▶ Your objective
Show all lines of the listing that hold the word "sharing".

— begin Material for this exercise —

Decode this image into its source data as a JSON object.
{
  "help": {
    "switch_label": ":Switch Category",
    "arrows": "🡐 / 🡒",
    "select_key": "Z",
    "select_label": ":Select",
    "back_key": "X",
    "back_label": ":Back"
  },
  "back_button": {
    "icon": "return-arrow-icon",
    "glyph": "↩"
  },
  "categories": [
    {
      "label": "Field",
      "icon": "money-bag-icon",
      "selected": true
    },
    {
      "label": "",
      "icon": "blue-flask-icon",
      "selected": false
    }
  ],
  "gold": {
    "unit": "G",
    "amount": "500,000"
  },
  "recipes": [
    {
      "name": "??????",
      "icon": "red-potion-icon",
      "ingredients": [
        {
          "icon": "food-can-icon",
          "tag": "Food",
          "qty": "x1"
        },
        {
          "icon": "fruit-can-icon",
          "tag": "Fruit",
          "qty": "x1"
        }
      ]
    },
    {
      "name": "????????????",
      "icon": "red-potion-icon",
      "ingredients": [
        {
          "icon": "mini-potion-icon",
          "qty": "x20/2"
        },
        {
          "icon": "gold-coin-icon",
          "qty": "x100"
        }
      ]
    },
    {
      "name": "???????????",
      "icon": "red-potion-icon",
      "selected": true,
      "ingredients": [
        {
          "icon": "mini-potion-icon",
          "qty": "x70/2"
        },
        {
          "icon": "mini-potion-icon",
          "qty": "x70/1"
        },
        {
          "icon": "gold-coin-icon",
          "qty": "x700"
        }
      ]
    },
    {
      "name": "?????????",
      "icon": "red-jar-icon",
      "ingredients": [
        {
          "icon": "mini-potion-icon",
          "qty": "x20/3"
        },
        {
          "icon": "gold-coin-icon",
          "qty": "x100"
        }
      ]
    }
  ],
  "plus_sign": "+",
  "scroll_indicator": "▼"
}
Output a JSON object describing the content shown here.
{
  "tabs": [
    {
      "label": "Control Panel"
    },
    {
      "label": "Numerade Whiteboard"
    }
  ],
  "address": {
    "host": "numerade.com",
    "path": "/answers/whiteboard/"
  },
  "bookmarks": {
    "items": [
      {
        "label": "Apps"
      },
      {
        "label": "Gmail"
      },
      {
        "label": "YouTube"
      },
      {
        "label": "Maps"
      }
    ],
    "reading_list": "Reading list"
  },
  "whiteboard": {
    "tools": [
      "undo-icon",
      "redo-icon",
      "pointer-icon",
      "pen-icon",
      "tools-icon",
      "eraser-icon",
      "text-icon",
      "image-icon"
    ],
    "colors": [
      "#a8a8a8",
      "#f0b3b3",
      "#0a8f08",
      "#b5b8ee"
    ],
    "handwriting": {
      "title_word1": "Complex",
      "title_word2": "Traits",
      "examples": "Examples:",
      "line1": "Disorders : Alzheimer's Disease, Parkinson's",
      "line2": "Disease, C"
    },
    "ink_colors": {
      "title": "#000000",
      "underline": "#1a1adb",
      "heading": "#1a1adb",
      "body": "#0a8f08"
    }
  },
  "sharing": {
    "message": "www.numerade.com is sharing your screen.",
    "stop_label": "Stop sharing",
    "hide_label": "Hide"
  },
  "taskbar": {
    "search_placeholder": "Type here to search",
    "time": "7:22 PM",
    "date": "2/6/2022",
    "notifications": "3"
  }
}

— end Material for this exercise —

▶ Answer to the exercise
  "sharing": {
    "message": "www.numerade.com is sharing your screen.",
    "stop_label": "Stop sharing",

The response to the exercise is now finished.